### What the task asks
Quote every one of the records below word for word and line for line, leaving out the pictures.

### Records to use
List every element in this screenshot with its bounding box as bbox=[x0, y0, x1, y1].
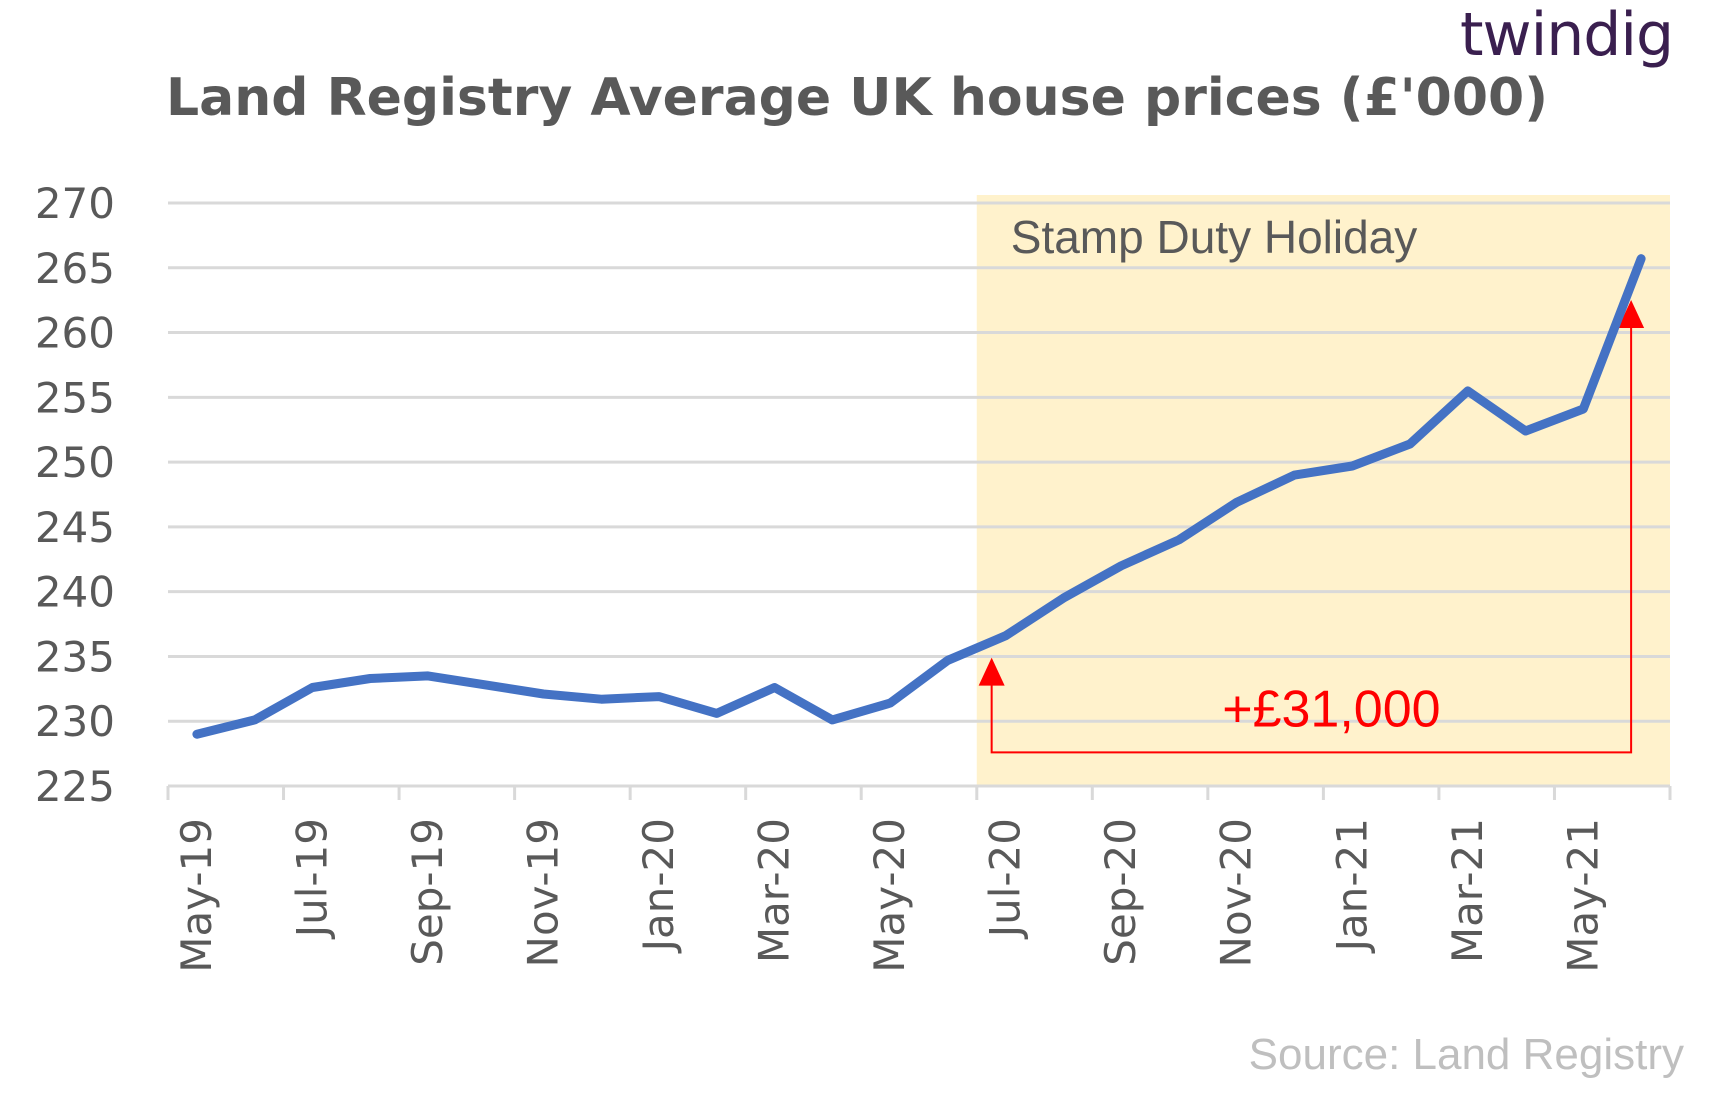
data-point bbox=[600, 698, 603, 701]
data-point bbox=[889, 702, 892, 705]
data-point bbox=[311, 686, 314, 689]
data-point bbox=[1004, 634, 1007, 637]
data-point bbox=[1351, 464, 1354, 467]
x-tick-label: Nov-19 bbox=[519, 818, 568, 967]
twindig-logo: twindig bbox=[1460, 0, 1674, 70]
price-series-line bbox=[192, 254, 1646, 739]
y-tick-label: 255 bbox=[35, 373, 115, 422]
x-tick-label: Mar-21 bbox=[1443, 818, 1492, 963]
x-tick-label: Mar-20 bbox=[750, 818, 799, 963]
y-tick-label: 240 bbox=[35, 568, 115, 617]
x-tick-label: Jan-21 bbox=[1327, 818, 1376, 954]
y-tick-label: 270 bbox=[35, 179, 115, 228]
annotation-arrow-right bbox=[1618, 300, 1645, 329]
data-point bbox=[426, 674, 429, 677]
x-tick-label: May-19 bbox=[172, 818, 221, 973]
x-tick-label: May-20 bbox=[865, 818, 914, 973]
data-point bbox=[658, 695, 661, 698]
data-point bbox=[253, 718, 256, 721]
data-point bbox=[1062, 597, 1065, 600]
data-point bbox=[195, 733, 198, 736]
data-point bbox=[369, 677, 372, 680]
source-note: Source: Land Registry bbox=[1248, 1030, 1684, 1079]
stamp-duty-band bbox=[976, 195, 1670, 786]
data-point bbox=[542, 693, 545, 696]
x-tick-label: Jan-20 bbox=[634, 818, 683, 954]
data-point bbox=[1293, 474, 1296, 477]
y-tick-label: 260 bbox=[35, 309, 115, 358]
data-point bbox=[1524, 430, 1527, 433]
x-tick-label: Jul-20 bbox=[981, 818, 1030, 940]
data-point bbox=[1235, 501, 1238, 504]
annotation-arrow-left bbox=[978, 657, 1005, 686]
x-tick-label: Sep-19 bbox=[403, 818, 452, 966]
data-point bbox=[1466, 389, 1469, 392]
data-point bbox=[715, 712, 718, 715]
data-point bbox=[831, 718, 834, 721]
x-tick-label: May-21 bbox=[1558, 818, 1607, 973]
chart-title: Land Registry Average UK house prices (£… bbox=[166, 68, 1548, 128]
annotation-label: +£31,000 bbox=[1222, 680, 1440, 738]
band-label: Stamp Duty Holiday bbox=[1011, 211, 1418, 263]
y-tick-label: 230 bbox=[35, 697, 115, 746]
data-point bbox=[946, 659, 949, 662]
data-point bbox=[484, 683, 487, 686]
y-tick-label: 245 bbox=[35, 503, 115, 552]
y-tick-label: 235 bbox=[35, 632, 115, 681]
x-tick-label: Nov-20 bbox=[1212, 818, 1261, 967]
x-tick-label: Sep-20 bbox=[1096, 818, 1145, 966]
annotation-bracket bbox=[990, 324, 1633, 754]
data-point bbox=[1177, 538, 1180, 541]
data-point bbox=[1409, 442, 1412, 445]
data-point bbox=[1582, 407, 1585, 410]
y-tick-label: 225 bbox=[35, 762, 115, 811]
y-tick-label: 250 bbox=[35, 438, 115, 487]
x-tick-label: Jul-19 bbox=[287, 818, 336, 940]
data-point bbox=[773, 686, 776, 689]
data-point bbox=[1640, 257, 1643, 260]
data-point bbox=[1120, 564, 1123, 567]
y-tick-label: 265 bbox=[35, 244, 115, 293]
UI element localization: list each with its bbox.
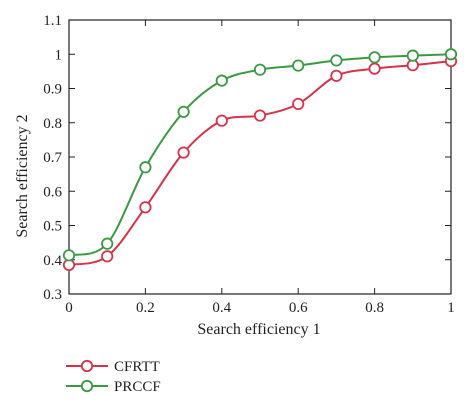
- data-point-prccf: [215, 74, 228, 87]
- legend-label-prccf: PRCCF: [114, 379, 161, 395]
- y-tick-label: 1.1: [43, 13, 62, 29]
- data-point-prccf: [368, 51, 381, 64]
- data-point-cfrtt: [292, 97, 305, 111]
- plot-frame: [68, 19, 452, 295]
- data-point-prccf: [292, 59, 305, 72]
- x-tick-label: 0: [65, 300, 73, 316]
- data-point-prccf: [253, 63, 267, 76]
- legend-marker-prccf: [80, 379, 94, 393]
- series-line-prccf: [68, 53, 452, 257]
- y-tick-label: 0.3: [43, 287, 62, 303]
- data-point-cfrtt: [368, 62, 381, 75]
- data-point-prccf: [406, 49, 419, 62]
- data-point-cfrtt: [330, 69, 343, 82]
- x-tick-label: 0.6: [289, 300, 308, 316]
- y-tick-label: 0.6: [43, 184, 62, 200]
- data-point-prccf: [139, 161, 152, 174]
- x-axis-title: Search efficiency 1: [197, 321, 320, 338]
- legend: CFRTT PRCCF: [66, 359, 161, 395]
- y-tick-label: 0.4: [43, 253, 62, 269]
- data-point-cfrtt: [253, 109, 267, 122]
- x-tick-label: 1: [447, 300, 455, 316]
- y-tick-label: 0.7: [43, 150, 62, 166]
- data-point-prccf: [330, 54, 343, 67]
- data-point-prccf: [101, 237, 114, 250]
- data-point-prccf: [444, 48, 458, 61]
- legend-marker-cfrtt: [80, 359, 94, 373]
- legend-label-cfrtt: CFRTT: [114, 359, 160, 375]
- data-point-cfrtt: [101, 250, 114, 263]
- y-tick-label: 0.5: [43, 219, 62, 235]
- data-point-prccf: [177, 105, 190, 118]
- data-point-prccf: [62, 249, 76, 262]
- data-point-cfrtt: [139, 201, 152, 214]
- y-axis-title: Search efficiency 2: [14, 114, 31, 237]
- y-tick-label: 0.8: [43, 116, 62, 132]
- x-tick-label: 0.4: [212, 300, 231, 316]
- x-tick-label: 0.8: [365, 300, 384, 316]
- data-point-cfrtt: [177, 146, 190, 159]
- y-tick-label: 0.9: [43, 82, 62, 98]
- data-point-cfrtt: [215, 114, 228, 127]
- x-tick-label: 0.2: [136, 300, 155, 316]
- series-line-cfrtt: [68, 60, 452, 266]
- y-tick-label: 1: [55, 47, 63, 63]
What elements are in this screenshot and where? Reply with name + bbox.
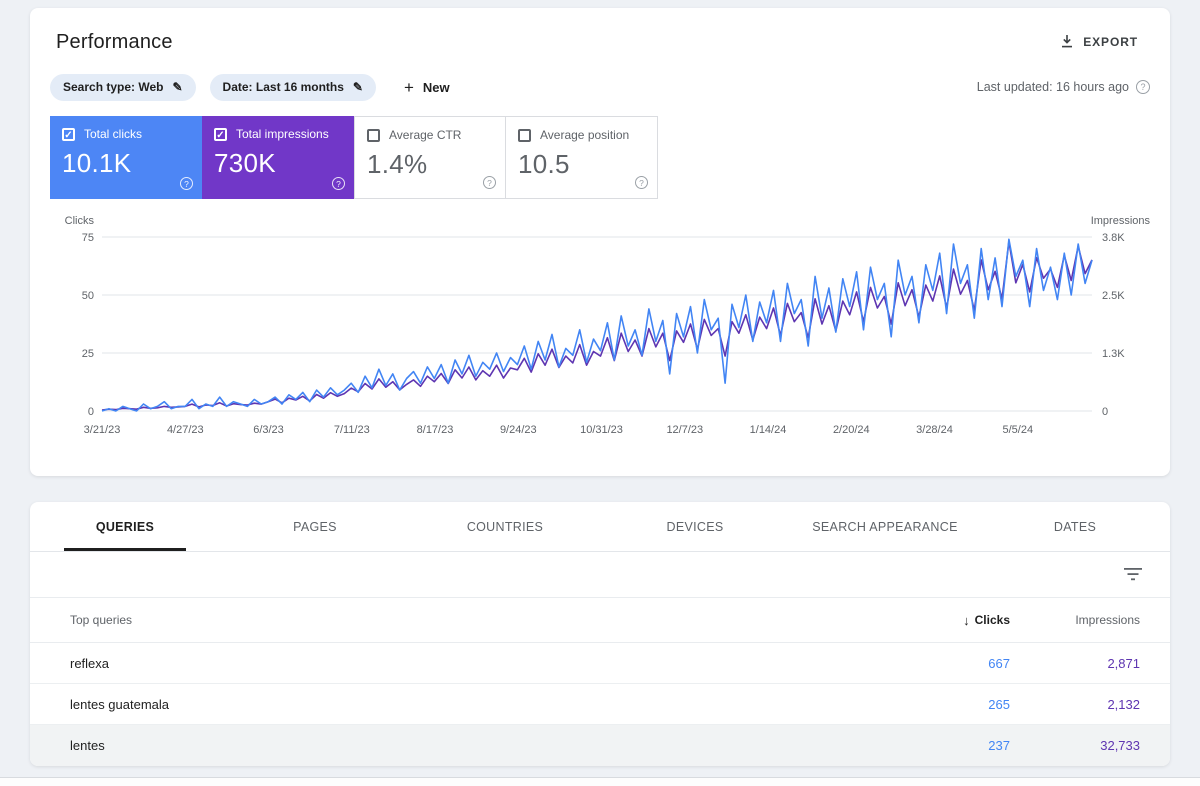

### Output below
List every element in this screenshot with its bounding box as bbox=[x0, y0, x1, y1].
data-point bbox=[600, 698, 603, 701]
data-point bbox=[889, 702, 892, 705]
data-point bbox=[311, 686, 314, 689]
data-point bbox=[1004, 634, 1007, 637]
data-point bbox=[1351, 464, 1354, 467]
x-tick-label: Nov-19 bbox=[519, 818, 568, 967]
twindig-logo: twindig bbox=[1460, 0, 1674, 70]
price-series-line bbox=[192, 254, 1646, 739]
y-tick-label: 255 bbox=[35, 373, 115, 422]
x-tick-label: Mar-21 bbox=[1443, 818, 1492, 963]
x-tick-label: Mar-20 bbox=[750, 818, 799, 963]
y-tick-label: 240 bbox=[35, 568, 115, 617]
x-tick-label: Jan-21 bbox=[1327, 818, 1376, 954]
y-tick-label: 270 bbox=[35, 179, 115, 228]
annotation-arrow-right bbox=[1618, 300, 1645, 329]
data-point bbox=[426, 674, 429, 677]
x-tick-label: May-19 bbox=[172, 818, 221, 973]
x-tick-label: May-20 bbox=[865, 818, 914, 973]
data-point bbox=[658, 695, 661, 698]
data-point bbox=[253, 718, 256, 721]
data-point bbox=[1062, 597, 1065, 600]
data-point bbox=[195, 733, 198, 736]
data-point bbox=[369, 677, 372, 680]
source-note: Source: Land Registry bbox=[1248, 1030, 1684, 1079]
stamp-duty-band bbox=[976, 195, 1670, 786]
data-point bbox=[542, 693, 545, 696]
x-tick-label: Jan-20 bbox=[634, 818, 683, 954]
data-point bbox=[1293, 474, 1296, 477]
y-tick-label: 260 bbox=[35, 309, 115, 358]
data-point bbox=[1524, 430, 1527, 433]
x-tick-label: Jul-20 bbox=[981, 818, 1030, 940]
data-point bbox=[1235, 501, 1238, 504]
annotation-arrow-left bbox=[978, 657, 1005, 686]
x-tick-label: Sep-19 bbox=[403, 818, 452, 966]
data-point bbox=[1466, 389, 1469, 392]
data-point bbox=[715, 712, 718, 715]
data-point bbox=[831, 718, 834, 721]
x-tick-label: May-21 bbox=[1558, 818, 1607, 973]
chart-title: Land Registry Average UK house prices (£… bbox=[166, 68, 1548, 128]
annotation-label: +£31,000 bbox=[1222, 680, 1440, 738]
band-label: Stamp Duty Holiday bbox=[1011, 211, 1418, 263]
y-tick-label: 230 bbox=[35, 697, 115, 746]
data-point bbox=[946, 659, 949, 662]
data-point bbox=[484, 683, 487, 686]
y-tick-label: 245 bbox=[35, 503, 115, 552]
y-tick-label: 235 bbox=[35, 632, 115, 681]
x-tick-label: Nov-20 bbox=[1212, 818, 1261, 967]
x-tick-label: Sep-20 bbox=[1096, 818, 1145, 966]
annotation-bracket bbox=[990, 324, 1633, 754]
data-point bbox=[1177, 538, 1180, 541]
data-point bbox=[1409, 442, 1412, 445]
data-point bbox=[1582, 407, 1585, 410]
y-tick-label: 225 bbox=[35, 762, 115, 811]
y-tick-label: 250 bbox=[35, 438, 115, 487]
x-tick-label: Jul-19 bbox=[287, 818, 336, 940]
data-point bbox=[773, 686, 776, 689]
data-point bbox=[1640, 257, 1643, 260]
data-point bbox=[1120, 564, 1123, 567]
y-tick-label: 265 bbox=[35, 244, 115, 293]
UI element localization: list each with its bbox.
- data-point-prccf: [215, 74, 228, 87]
- legend-label-prccf: PRCCF: [114, 379, 161, 395]
- y-tick-label: 1.1: [43, 13, 62, 29]
- data-point-prccf: [368, 51, 381, 64]
- data-point-cfrtt: [292, 97, 305, 111]
- plot-frame: [68, 19, 452, 295]
- data-point-prccf: [292, 59, 305, 72]
- x-tick-label: 0: [65, 300, 73, 316]
- data-point-prccf: [253, 63, 267, 76]
- legend-marker-prccf: [80, 379, 94, 393]
- series-line-prccf: [68, 53, 452, 257]
- y-tick-label: 0.3: [43, 287, 62, 303]
- data-point-cfrtt: [368, 62, 381, 75]
- data-point-prccf: [406, 49, 419, 62]
- data-point-cfrtt: [330, 69, 343, 82]
- x-tick-label: 0.6: [289, 300, 308, 316]
- y-tick-label: 0.6: [43, 184, 62, 200]
- data-point-prccf: [139, 161, 152, 174]
- x-axis-title: Search efficiency 1: [197, 321, 320, 338]
- legend: CFRTT PRCCF: [66, 359, 161, 395]
- y-tick-label: 0.4: [43, 253, 62, 269]
- data-point-cfrtt: [253, 109, 267, 122]
- x-tick-label: 1: [447, 300, 455, 316]
- y-tick-label: 0.7: [43, 150, 62, 166]
- data-point-prccf: [330, 54, 343, 67]
- data-point-prccf: [101, 237, 114, 250]
- data-point-prccf: [444, 48, 458, 61]
- legend-marker-cfrtt: [80, 359, 94, 373]
- legend-label-cfrtt: CFRTT: [114, 359, 160, 375]
- data-point-cfrtt: [101, 250, 114, 263]
- y-tick-label: 0.5: [43, 219, 62, 235]
- data-point-prccf: [177, 105, 190, 118]
- data-point-prccf: [62, 249, 76, 262]
- data-point-cfrtt: [139, 201, 152, 214]
- y-axis-title: Search efficiency 2: [14, 114, 31, 237]
- y-tick-label: 0.8: [43, 116, 62, 132]
- x-tick-label: 0.4: [212, 300, 231, 316]
- x-tick-label: 0.8: [365, 300, 384, 316]
- data-point-cfrtt: [177, 146, 190, 159]
- y-tick-label: 0.9: [43, 82, 62, 98]
- data-point-cfrtt: [215, 114, 228, 127]
- x-tick-label: 0.2: [136, 300, 155, 316]
- series-line-cfrtt: [68, 60, 452, 266]
- y-tick-label: 1: [55, 47, 63, 63]
What elements are in this screenshot and where? Reply with name + bbox.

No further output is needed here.